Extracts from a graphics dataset
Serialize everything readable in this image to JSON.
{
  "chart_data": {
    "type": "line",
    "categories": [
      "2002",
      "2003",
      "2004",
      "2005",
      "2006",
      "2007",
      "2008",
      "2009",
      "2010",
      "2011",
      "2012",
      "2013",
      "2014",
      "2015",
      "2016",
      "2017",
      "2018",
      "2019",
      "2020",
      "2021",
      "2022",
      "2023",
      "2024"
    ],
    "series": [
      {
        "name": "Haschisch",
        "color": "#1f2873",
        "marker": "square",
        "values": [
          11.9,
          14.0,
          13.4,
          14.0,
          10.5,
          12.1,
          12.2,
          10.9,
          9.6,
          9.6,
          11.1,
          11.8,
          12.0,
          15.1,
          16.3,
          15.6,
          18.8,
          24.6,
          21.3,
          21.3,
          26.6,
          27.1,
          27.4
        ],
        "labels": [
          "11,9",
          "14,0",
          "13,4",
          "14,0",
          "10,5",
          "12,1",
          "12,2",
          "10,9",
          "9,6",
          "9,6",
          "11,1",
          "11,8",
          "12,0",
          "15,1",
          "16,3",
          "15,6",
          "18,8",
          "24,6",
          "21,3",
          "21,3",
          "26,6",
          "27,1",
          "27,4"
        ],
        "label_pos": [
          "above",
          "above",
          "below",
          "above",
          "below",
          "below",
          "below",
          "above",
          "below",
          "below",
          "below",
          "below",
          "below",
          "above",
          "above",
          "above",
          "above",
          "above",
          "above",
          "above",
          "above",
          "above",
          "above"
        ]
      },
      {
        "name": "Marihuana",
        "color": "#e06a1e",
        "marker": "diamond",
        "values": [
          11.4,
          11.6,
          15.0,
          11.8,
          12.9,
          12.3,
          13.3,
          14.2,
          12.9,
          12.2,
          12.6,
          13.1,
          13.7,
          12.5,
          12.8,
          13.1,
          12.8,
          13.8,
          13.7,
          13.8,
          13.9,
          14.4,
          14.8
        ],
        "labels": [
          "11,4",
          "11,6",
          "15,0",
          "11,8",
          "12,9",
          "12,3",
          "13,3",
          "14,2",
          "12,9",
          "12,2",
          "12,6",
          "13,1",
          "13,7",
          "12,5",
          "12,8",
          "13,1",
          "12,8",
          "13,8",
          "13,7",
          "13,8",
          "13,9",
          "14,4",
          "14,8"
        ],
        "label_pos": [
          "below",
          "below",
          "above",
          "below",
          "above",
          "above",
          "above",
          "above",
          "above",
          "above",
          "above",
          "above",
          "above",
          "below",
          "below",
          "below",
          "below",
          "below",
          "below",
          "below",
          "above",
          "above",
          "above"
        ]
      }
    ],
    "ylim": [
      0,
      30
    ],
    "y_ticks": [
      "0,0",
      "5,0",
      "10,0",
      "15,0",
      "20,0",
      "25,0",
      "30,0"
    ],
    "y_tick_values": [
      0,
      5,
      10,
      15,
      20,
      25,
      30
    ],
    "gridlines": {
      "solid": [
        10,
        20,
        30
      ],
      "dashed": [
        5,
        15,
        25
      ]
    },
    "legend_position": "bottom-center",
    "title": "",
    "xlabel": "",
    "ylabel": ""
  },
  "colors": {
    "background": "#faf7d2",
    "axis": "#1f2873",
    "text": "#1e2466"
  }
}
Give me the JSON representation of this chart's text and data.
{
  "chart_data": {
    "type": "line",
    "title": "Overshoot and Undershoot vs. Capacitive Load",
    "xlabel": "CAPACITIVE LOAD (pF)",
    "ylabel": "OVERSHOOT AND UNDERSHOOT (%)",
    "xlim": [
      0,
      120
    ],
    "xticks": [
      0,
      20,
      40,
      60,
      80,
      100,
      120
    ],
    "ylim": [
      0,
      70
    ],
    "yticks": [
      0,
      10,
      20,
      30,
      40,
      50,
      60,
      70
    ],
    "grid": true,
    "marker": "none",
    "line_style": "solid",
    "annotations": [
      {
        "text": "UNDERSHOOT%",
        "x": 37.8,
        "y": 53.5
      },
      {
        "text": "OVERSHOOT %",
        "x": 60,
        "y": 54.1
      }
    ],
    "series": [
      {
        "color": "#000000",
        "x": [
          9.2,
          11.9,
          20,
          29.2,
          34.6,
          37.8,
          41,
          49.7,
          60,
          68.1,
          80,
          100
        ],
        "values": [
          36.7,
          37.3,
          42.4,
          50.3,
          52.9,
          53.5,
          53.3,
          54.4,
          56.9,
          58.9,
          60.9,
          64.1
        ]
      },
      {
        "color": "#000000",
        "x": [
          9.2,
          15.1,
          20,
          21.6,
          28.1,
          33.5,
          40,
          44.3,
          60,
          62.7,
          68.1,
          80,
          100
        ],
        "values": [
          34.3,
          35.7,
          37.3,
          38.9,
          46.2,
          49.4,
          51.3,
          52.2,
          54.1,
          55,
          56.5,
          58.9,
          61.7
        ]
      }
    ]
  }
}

_WRITTEN INSTRUCTION_
Show every line from the listing above in which the string "JSON" appears.

_TASK SOLUTION_
Serialize everything readable in this image to JSON.
Give me the JSON representation of this chart's text and data.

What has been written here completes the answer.